* WORK TO COMPLETE: Report each line of the data that includes the word "lettuce".

* TASK MATERIAL:
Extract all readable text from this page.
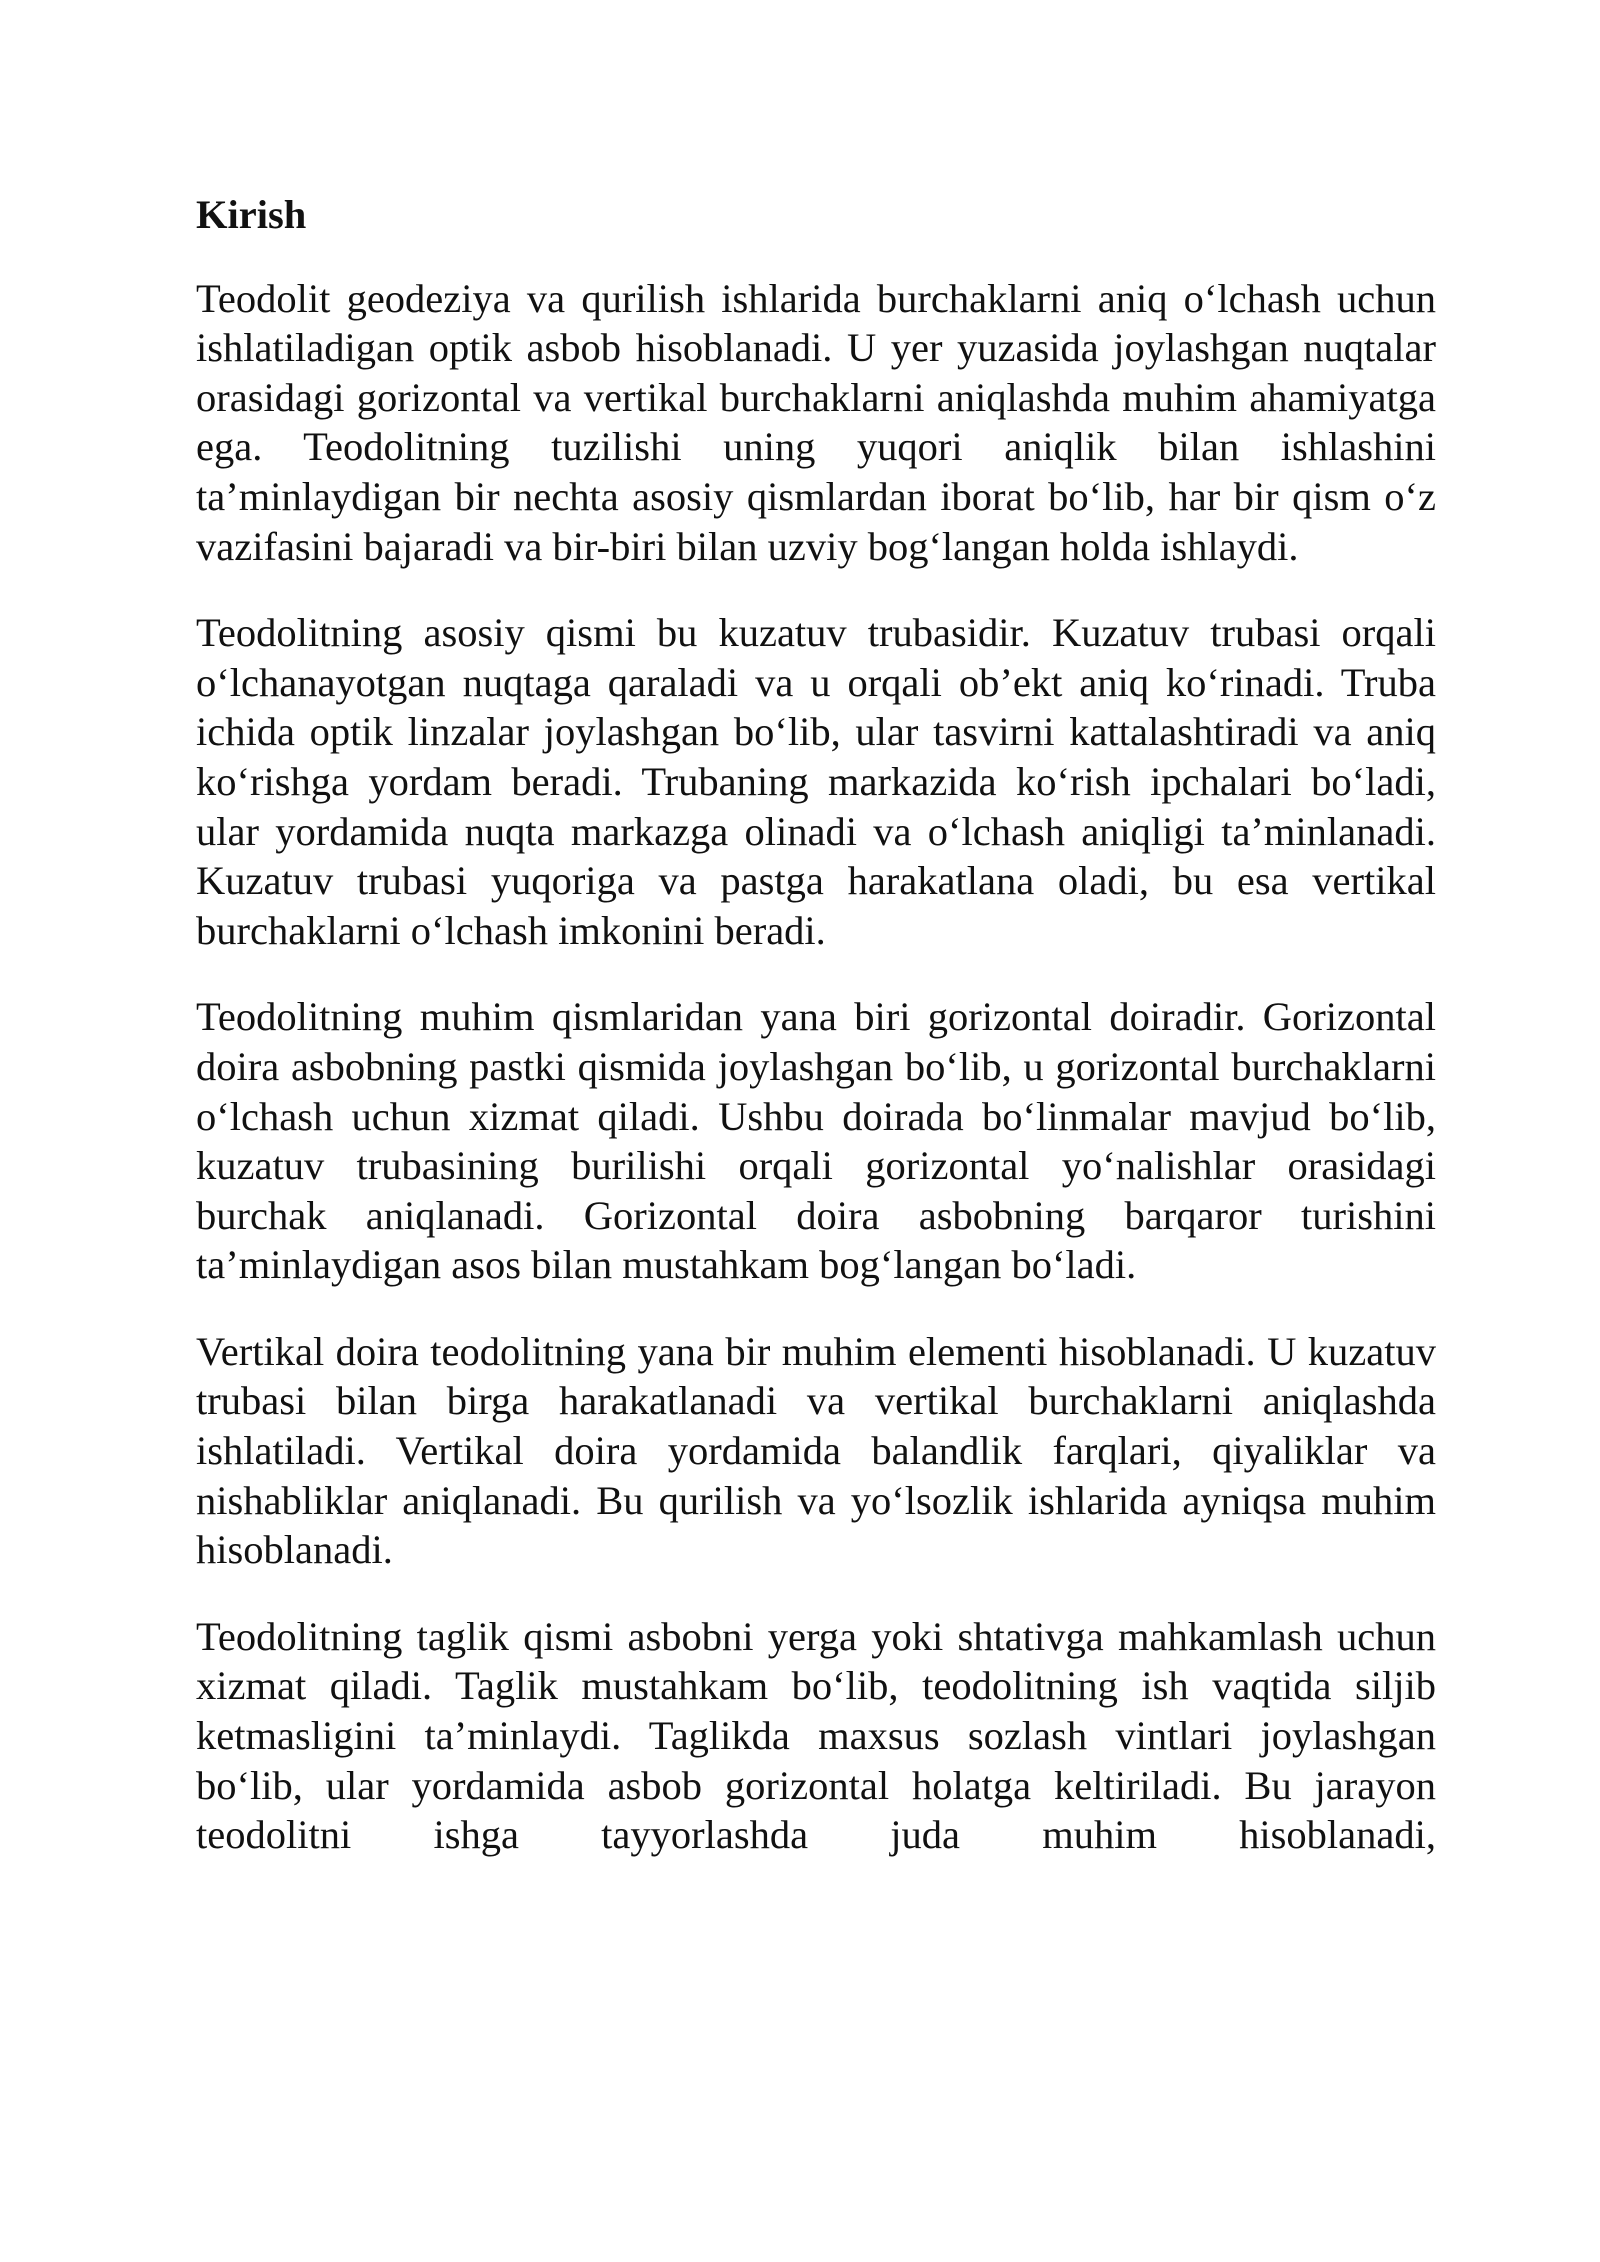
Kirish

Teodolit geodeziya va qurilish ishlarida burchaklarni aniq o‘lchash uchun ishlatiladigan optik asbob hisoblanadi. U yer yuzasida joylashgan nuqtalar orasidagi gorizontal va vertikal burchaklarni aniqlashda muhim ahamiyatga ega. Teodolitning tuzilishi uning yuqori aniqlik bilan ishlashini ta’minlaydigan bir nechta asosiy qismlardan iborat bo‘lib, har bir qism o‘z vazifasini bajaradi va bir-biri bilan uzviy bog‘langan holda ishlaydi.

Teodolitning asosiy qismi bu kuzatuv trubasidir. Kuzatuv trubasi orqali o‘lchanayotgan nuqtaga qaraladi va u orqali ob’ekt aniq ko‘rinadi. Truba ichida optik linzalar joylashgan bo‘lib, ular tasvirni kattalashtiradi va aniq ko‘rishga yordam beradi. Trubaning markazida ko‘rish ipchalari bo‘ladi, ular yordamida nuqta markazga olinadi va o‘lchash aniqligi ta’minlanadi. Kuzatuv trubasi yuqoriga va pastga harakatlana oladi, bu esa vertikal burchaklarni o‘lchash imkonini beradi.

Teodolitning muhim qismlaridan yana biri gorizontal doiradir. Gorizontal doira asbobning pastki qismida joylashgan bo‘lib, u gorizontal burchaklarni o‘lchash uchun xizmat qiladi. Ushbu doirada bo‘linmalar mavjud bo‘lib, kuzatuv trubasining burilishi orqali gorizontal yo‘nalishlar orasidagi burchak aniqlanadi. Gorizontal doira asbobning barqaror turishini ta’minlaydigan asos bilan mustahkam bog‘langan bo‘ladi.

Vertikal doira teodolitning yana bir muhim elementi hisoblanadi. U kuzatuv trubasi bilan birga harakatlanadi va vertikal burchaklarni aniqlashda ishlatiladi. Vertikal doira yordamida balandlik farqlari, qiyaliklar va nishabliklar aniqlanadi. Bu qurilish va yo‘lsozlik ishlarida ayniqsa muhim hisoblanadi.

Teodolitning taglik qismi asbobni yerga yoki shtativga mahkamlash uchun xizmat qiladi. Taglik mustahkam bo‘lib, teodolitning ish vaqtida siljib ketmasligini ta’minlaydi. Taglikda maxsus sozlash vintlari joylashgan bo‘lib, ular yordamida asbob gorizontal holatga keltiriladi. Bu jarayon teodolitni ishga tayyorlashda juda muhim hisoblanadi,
...
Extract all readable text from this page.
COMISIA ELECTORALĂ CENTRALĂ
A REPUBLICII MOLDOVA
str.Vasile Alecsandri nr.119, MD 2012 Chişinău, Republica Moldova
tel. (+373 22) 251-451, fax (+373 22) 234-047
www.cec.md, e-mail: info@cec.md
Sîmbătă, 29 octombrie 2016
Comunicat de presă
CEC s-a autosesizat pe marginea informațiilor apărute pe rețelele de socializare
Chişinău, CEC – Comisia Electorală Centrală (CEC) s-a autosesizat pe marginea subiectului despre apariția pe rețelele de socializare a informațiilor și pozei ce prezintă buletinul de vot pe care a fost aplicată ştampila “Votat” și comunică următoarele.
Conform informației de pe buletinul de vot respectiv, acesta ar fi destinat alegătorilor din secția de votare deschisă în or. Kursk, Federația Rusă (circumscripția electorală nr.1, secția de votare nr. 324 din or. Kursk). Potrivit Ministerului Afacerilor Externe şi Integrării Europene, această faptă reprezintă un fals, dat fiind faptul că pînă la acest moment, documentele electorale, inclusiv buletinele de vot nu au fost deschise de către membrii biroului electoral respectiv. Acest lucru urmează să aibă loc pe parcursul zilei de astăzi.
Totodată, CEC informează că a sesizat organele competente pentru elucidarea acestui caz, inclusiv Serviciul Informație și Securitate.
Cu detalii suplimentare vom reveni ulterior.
--
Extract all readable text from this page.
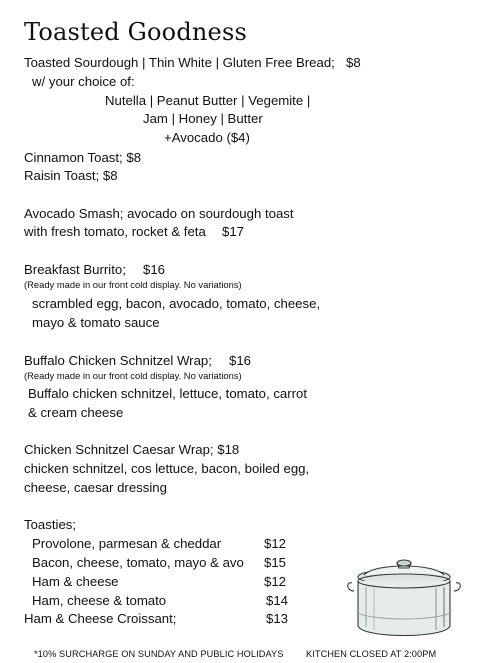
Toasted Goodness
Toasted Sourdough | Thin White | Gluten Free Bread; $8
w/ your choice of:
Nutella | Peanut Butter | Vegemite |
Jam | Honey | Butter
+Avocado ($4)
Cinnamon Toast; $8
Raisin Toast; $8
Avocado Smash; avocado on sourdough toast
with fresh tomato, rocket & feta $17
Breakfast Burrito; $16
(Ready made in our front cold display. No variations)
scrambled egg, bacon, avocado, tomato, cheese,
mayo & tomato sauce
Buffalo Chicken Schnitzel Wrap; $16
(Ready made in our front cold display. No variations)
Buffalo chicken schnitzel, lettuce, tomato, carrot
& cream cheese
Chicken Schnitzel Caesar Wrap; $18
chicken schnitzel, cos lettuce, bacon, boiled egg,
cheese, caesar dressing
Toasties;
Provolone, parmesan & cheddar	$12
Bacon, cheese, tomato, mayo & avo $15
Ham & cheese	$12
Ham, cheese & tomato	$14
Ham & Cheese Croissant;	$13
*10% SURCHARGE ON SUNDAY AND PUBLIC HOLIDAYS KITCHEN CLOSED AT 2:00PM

* SOLUTION TO THIS PROBLEM:
Buffalo chicken schnitzel, lettuce, tomato, carrot
chicken schnitzel, cos lettuce, bacon, boiled egg,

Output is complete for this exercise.